***** Extracted entries *****

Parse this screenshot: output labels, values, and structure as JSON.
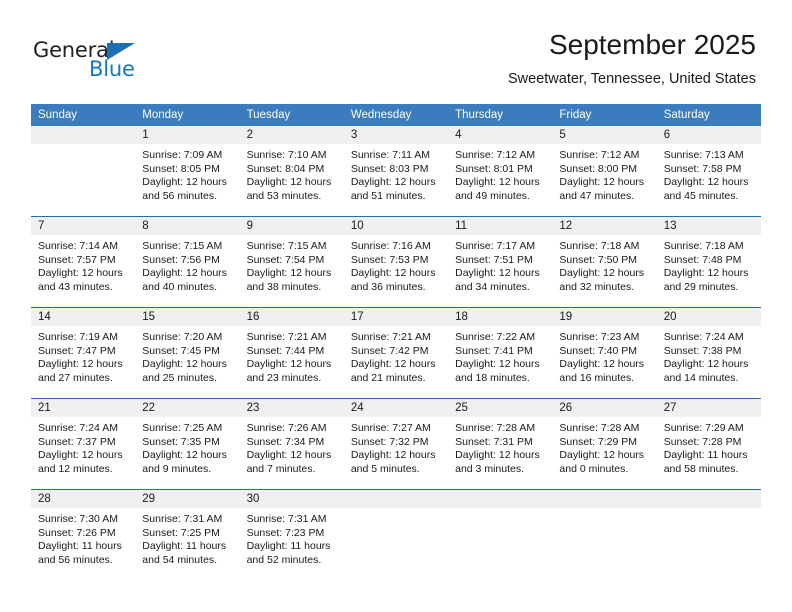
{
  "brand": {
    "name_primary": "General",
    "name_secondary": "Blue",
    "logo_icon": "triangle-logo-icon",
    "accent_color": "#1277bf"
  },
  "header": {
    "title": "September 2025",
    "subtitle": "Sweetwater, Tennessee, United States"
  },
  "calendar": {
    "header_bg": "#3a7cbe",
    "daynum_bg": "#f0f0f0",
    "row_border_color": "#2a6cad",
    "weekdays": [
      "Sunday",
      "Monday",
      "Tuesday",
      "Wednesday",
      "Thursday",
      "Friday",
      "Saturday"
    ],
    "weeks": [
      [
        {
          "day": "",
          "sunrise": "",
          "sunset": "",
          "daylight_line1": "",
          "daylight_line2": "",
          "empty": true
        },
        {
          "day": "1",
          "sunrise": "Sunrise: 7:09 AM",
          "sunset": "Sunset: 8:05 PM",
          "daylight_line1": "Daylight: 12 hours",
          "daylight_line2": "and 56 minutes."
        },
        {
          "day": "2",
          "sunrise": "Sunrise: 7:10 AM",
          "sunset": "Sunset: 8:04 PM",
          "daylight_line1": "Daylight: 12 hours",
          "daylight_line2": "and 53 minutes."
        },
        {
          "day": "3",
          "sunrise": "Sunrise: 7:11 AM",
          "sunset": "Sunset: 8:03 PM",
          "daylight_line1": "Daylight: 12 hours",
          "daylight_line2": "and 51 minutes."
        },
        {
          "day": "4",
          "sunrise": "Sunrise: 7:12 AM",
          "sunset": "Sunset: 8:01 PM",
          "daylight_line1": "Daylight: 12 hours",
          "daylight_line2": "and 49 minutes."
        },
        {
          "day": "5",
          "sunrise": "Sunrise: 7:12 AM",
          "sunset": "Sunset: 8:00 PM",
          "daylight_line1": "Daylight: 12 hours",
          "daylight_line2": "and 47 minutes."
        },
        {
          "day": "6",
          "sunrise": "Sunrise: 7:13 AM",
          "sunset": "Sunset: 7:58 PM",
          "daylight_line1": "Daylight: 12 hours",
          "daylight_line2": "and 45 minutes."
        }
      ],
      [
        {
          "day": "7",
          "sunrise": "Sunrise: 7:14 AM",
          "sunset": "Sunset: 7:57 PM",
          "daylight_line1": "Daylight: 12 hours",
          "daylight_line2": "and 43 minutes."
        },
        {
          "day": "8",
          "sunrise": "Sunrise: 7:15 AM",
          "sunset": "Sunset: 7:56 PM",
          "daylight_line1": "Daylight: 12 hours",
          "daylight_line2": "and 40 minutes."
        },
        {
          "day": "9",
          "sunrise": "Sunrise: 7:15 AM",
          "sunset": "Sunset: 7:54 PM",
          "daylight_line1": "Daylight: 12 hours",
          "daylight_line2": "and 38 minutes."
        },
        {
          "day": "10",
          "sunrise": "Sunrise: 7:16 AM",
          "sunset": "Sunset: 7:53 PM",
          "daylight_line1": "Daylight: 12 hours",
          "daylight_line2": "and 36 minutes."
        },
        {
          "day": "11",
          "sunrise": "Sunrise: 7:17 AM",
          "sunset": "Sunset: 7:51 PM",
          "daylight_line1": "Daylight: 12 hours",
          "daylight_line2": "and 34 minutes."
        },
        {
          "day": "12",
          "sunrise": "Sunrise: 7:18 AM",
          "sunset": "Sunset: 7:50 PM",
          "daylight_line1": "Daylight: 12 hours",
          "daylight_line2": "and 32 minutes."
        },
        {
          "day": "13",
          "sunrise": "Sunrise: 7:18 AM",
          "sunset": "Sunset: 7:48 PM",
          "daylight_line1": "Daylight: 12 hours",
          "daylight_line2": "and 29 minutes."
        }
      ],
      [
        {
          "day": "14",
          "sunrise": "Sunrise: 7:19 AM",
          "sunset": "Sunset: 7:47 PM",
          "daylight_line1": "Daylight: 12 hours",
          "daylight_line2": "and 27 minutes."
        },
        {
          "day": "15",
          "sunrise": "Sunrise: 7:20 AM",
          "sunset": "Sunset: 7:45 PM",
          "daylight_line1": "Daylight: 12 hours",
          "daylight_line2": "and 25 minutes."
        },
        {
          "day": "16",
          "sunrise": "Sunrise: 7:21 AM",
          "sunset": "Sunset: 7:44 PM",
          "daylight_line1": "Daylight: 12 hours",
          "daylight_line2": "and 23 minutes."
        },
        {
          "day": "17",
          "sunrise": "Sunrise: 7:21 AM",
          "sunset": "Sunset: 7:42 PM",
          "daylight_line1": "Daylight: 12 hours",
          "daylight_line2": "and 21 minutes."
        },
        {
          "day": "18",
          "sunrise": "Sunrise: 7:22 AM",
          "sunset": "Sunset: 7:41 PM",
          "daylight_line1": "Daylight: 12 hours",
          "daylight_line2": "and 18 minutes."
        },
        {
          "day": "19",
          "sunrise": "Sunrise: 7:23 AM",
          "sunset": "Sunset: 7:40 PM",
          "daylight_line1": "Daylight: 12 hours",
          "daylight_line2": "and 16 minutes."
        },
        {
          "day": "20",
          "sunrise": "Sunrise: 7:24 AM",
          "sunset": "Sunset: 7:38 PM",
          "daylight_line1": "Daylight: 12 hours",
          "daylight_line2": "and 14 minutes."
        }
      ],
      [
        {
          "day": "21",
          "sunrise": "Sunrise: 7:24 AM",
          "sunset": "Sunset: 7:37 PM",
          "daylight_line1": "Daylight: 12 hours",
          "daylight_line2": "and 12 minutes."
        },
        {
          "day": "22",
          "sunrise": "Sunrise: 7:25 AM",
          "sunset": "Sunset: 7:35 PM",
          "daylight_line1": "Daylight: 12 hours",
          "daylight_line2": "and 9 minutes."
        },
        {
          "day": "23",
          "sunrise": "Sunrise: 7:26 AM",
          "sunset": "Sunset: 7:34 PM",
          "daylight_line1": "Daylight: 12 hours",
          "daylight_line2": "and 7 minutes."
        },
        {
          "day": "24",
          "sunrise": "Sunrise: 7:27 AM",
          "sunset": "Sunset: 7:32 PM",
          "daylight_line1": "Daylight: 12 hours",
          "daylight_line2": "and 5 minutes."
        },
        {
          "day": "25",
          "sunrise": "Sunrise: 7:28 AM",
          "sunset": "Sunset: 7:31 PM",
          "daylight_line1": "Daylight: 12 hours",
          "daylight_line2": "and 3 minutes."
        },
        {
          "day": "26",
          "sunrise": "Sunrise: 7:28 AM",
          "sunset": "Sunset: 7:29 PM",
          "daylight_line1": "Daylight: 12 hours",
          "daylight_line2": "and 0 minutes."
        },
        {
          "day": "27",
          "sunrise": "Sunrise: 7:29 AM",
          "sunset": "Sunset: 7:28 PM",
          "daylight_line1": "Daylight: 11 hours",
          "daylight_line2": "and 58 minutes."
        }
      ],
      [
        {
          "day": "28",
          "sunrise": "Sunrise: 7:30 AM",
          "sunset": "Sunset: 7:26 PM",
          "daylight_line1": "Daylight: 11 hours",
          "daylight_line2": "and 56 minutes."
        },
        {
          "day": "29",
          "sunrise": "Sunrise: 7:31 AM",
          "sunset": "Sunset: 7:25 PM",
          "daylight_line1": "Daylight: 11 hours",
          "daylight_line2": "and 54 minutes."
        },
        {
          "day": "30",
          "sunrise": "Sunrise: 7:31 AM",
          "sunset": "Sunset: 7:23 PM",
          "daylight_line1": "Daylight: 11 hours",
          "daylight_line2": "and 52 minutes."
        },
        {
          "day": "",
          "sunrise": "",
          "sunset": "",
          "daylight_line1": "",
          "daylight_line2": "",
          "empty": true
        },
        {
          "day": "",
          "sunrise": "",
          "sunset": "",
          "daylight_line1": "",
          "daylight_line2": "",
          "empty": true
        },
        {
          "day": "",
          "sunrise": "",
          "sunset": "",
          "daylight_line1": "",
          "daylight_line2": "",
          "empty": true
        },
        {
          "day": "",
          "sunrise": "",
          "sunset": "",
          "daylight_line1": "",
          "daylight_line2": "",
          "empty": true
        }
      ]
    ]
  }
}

*****
***** Extracted entries *****

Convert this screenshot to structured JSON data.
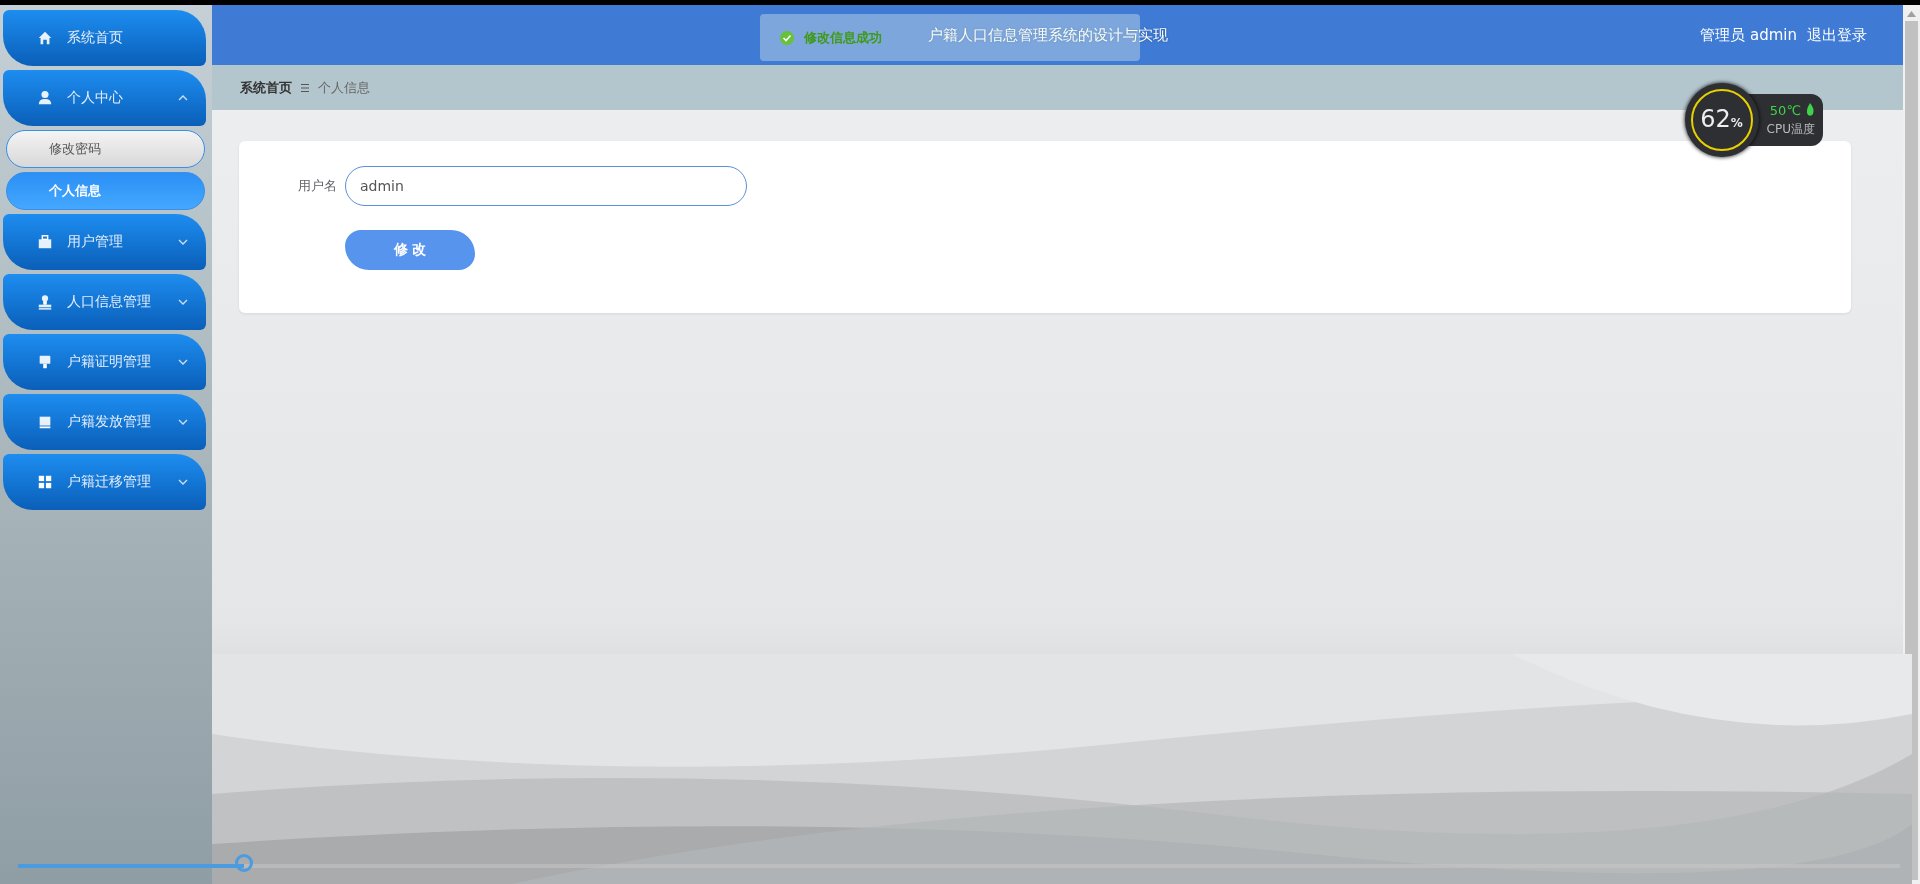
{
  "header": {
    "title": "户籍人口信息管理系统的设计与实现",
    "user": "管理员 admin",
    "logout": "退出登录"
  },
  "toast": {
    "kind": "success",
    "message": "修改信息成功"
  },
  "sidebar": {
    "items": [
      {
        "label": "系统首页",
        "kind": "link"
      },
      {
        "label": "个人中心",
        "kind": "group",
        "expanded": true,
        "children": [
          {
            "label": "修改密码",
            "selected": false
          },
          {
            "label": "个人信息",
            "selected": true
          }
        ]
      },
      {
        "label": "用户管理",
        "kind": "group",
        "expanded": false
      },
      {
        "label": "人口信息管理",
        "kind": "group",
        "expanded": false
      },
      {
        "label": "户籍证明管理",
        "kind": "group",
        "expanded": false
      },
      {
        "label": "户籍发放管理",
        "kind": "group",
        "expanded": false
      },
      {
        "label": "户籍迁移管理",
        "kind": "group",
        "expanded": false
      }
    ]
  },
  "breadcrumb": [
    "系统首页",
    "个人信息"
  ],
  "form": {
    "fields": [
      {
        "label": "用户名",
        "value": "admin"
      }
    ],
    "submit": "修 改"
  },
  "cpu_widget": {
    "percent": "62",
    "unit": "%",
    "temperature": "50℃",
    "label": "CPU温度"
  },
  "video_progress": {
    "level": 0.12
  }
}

*****
***** Extracted entries *****

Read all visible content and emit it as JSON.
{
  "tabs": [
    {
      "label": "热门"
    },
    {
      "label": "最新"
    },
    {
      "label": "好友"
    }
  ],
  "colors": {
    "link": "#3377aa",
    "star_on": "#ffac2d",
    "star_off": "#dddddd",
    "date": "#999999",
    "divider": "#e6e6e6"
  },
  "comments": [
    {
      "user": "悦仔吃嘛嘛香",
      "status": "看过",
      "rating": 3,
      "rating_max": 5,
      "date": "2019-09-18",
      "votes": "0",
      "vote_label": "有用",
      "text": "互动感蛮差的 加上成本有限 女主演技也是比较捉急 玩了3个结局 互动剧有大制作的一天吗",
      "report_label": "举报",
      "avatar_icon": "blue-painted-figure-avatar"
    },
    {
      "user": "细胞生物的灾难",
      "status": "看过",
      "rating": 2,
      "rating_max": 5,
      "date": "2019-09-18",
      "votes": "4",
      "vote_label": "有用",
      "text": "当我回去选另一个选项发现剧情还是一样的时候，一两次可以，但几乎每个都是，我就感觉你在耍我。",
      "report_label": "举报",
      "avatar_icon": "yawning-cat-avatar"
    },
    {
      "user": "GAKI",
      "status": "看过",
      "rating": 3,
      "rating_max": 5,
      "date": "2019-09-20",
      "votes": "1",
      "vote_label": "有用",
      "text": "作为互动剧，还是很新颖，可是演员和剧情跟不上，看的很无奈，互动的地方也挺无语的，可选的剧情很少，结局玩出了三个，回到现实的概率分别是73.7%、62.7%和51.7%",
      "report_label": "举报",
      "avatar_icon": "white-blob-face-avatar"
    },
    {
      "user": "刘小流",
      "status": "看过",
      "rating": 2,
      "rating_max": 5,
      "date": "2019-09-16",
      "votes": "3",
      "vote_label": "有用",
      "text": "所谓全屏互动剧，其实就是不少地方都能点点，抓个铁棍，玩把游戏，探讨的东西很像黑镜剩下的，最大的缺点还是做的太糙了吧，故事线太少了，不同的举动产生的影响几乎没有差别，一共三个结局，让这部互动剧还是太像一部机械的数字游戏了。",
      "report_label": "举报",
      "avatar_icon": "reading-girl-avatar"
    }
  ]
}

*****

Goal | From the entries above, pull out each line that includes "avatar".

Expected answer |
      "avatar_icon": "blue-painted-figure-avatar"
      "avatar_icon": "yawning-cat-avatar"
      "avatar_icon": "white-blob-face-avatar"
      "avatar_icon": "reading-girl-avatar"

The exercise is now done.